Lines of data:
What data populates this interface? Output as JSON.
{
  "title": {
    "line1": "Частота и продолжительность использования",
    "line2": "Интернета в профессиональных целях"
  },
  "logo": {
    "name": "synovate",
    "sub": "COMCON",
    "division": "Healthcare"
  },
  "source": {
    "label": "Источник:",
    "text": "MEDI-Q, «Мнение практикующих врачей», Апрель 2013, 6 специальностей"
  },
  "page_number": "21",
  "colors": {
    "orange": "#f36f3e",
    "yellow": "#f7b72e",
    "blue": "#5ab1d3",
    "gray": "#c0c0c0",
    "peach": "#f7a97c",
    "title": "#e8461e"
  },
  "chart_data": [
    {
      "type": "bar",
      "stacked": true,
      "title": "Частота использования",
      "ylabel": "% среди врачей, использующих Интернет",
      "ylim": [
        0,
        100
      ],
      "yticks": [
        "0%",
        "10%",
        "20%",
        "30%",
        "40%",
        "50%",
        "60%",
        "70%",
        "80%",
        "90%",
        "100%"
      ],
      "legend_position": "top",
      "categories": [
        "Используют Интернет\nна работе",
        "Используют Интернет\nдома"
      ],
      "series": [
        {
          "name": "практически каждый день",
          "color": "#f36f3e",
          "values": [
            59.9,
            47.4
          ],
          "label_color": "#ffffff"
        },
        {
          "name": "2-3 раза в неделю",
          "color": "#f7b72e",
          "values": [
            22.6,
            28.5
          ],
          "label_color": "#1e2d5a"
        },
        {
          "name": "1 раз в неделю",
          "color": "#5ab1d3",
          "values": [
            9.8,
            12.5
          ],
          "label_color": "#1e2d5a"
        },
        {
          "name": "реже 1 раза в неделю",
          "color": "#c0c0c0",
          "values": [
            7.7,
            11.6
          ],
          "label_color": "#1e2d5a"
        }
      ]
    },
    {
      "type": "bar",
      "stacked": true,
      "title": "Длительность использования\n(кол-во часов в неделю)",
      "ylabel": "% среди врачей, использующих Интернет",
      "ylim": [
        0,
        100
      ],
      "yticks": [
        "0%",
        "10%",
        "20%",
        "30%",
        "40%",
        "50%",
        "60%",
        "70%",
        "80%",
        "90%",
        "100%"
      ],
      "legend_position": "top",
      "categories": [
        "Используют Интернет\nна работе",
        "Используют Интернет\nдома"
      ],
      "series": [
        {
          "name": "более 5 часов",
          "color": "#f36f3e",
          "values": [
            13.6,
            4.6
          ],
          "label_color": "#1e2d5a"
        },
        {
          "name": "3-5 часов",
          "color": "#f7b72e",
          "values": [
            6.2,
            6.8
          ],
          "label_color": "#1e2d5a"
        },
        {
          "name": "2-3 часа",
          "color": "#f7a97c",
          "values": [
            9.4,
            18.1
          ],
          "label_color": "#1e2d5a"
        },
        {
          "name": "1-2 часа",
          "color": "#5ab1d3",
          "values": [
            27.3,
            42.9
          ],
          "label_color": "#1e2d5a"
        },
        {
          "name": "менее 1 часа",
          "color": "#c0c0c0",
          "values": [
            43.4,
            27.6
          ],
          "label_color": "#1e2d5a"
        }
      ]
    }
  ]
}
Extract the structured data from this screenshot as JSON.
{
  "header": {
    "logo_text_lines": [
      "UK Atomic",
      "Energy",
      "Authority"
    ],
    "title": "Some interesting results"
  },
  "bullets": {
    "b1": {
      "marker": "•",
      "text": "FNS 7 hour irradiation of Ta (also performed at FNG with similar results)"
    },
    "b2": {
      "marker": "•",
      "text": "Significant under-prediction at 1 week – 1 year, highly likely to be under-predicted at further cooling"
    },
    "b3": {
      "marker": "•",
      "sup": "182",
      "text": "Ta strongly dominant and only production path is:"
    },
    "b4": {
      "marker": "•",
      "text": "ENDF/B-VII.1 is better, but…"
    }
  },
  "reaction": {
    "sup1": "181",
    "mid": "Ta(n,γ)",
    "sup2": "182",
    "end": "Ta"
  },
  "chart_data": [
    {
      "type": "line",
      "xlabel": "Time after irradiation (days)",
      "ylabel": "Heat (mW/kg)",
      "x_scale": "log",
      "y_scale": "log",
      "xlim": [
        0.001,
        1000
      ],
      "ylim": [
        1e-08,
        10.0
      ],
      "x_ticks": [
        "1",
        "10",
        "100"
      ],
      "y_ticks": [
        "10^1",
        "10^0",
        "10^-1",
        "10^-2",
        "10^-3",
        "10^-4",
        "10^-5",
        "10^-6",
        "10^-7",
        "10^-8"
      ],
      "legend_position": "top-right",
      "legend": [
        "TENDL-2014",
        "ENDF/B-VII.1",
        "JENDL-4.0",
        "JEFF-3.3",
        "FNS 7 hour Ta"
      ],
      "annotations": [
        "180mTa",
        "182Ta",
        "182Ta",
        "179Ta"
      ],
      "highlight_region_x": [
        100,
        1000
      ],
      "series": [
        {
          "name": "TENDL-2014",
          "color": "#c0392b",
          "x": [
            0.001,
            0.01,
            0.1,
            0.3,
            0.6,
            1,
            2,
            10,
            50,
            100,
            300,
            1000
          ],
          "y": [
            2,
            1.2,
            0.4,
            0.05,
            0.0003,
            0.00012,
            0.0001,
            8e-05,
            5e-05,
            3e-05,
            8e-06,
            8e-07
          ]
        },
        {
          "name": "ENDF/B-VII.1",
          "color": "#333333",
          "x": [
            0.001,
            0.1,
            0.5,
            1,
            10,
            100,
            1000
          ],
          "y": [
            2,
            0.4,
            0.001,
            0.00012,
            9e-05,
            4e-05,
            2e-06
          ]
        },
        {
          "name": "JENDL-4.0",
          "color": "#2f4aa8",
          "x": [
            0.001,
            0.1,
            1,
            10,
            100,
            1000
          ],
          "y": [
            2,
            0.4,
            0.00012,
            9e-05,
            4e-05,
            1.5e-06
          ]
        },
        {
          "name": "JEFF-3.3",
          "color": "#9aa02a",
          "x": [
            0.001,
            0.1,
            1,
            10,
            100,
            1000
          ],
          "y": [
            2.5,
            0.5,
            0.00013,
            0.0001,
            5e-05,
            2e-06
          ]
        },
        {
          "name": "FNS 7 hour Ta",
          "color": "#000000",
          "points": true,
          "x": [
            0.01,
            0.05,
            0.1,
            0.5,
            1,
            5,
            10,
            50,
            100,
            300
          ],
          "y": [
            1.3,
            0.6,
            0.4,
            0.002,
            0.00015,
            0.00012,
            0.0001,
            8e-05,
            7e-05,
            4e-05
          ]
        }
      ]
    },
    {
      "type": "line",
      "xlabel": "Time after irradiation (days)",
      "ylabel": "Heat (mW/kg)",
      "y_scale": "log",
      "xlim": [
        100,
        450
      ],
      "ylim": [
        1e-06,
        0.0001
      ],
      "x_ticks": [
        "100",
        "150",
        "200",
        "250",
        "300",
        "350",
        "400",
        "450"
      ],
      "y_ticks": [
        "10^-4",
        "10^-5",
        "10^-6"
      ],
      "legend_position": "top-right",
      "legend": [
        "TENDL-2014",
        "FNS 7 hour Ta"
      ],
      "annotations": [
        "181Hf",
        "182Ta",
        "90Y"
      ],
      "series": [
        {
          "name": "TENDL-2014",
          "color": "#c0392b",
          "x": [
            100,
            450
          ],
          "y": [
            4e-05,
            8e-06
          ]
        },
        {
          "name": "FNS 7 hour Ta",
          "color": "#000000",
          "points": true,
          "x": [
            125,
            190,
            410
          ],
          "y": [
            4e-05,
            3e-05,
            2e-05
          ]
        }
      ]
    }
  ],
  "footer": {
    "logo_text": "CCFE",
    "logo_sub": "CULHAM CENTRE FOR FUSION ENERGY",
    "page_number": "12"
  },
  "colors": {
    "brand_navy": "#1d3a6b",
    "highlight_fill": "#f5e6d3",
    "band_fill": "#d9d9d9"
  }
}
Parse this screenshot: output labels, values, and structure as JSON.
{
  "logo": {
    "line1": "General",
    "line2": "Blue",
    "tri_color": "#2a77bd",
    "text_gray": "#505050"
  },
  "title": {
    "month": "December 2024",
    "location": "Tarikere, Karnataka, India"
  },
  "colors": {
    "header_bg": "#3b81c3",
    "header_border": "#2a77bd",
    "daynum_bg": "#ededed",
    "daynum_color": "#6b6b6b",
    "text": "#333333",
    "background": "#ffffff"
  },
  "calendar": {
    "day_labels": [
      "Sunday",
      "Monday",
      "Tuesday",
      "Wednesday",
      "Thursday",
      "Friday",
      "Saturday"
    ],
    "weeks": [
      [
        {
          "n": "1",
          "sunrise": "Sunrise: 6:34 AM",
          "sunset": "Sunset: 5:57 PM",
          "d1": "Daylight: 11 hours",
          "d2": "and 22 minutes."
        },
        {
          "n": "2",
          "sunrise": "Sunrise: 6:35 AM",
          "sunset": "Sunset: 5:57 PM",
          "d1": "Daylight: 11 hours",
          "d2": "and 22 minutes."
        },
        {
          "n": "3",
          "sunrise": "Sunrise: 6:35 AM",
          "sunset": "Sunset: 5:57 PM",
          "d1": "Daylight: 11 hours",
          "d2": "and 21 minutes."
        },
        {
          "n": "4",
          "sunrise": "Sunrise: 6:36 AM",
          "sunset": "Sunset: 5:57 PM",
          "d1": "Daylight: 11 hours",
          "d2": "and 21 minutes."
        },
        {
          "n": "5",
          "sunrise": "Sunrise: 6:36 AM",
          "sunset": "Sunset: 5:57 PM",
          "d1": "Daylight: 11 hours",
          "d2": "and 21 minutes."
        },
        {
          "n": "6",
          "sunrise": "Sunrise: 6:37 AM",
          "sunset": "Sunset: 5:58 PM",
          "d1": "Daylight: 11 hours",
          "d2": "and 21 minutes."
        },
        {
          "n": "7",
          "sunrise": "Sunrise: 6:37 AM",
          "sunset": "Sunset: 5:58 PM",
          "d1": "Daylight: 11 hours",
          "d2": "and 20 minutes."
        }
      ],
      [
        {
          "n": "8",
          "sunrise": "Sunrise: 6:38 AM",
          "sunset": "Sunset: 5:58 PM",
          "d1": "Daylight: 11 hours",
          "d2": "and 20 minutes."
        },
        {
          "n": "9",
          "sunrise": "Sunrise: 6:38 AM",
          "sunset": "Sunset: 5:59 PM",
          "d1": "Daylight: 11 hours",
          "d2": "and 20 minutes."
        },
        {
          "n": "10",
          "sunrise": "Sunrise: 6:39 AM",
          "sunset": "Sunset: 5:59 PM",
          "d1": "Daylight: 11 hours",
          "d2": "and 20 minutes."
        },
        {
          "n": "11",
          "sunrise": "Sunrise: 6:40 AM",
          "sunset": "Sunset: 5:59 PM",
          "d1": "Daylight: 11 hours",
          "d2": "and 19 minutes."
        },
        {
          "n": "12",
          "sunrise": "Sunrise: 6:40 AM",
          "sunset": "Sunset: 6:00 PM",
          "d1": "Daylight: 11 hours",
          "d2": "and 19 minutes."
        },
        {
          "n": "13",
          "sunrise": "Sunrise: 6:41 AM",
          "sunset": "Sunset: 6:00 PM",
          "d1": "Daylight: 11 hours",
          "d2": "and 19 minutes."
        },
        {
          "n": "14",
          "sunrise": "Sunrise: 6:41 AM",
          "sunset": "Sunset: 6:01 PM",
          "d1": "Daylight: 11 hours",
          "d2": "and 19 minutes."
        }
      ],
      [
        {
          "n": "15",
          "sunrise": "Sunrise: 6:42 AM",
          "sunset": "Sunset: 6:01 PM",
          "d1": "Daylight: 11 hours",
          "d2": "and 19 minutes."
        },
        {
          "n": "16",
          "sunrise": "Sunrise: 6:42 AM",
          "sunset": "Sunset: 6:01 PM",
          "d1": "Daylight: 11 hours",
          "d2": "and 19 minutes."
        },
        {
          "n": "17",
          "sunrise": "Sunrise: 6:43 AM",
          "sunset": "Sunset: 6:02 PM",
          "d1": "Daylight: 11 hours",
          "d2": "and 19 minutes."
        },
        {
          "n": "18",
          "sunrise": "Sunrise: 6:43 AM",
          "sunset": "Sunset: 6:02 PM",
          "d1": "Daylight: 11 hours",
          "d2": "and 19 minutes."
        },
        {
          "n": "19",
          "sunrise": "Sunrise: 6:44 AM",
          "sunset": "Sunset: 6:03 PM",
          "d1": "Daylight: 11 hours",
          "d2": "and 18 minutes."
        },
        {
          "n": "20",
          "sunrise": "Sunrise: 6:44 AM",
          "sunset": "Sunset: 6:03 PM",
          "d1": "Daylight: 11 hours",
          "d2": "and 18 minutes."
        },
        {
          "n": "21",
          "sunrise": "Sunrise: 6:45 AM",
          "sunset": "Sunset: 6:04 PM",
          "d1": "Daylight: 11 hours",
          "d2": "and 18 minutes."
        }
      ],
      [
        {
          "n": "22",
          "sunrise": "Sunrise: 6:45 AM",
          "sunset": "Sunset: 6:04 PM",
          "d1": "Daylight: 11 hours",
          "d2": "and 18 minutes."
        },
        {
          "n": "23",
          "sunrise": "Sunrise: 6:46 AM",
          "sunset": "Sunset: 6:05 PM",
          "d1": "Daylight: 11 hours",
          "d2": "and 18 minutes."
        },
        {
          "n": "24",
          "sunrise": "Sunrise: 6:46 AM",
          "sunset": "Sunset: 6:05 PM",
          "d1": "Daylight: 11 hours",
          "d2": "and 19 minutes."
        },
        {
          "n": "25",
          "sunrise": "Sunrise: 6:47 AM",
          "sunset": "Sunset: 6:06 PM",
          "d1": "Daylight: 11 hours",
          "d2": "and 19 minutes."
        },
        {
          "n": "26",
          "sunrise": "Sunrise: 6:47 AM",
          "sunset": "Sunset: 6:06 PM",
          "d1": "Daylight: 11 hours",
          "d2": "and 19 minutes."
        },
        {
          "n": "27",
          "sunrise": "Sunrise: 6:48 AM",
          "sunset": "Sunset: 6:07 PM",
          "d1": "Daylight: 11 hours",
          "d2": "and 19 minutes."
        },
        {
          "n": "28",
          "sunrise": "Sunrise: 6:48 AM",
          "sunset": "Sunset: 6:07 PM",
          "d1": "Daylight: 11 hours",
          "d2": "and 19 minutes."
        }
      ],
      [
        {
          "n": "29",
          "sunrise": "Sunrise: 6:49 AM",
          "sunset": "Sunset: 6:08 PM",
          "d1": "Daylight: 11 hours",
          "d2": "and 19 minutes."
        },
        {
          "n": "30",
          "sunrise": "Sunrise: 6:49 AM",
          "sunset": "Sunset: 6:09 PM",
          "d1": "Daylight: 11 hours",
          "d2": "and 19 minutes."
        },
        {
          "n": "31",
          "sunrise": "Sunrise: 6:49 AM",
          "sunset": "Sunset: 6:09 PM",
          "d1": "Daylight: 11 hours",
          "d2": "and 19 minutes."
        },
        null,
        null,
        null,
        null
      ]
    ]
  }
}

[Task] Give only the count of lines in this material that contain the string "results".

[Result of this task] 2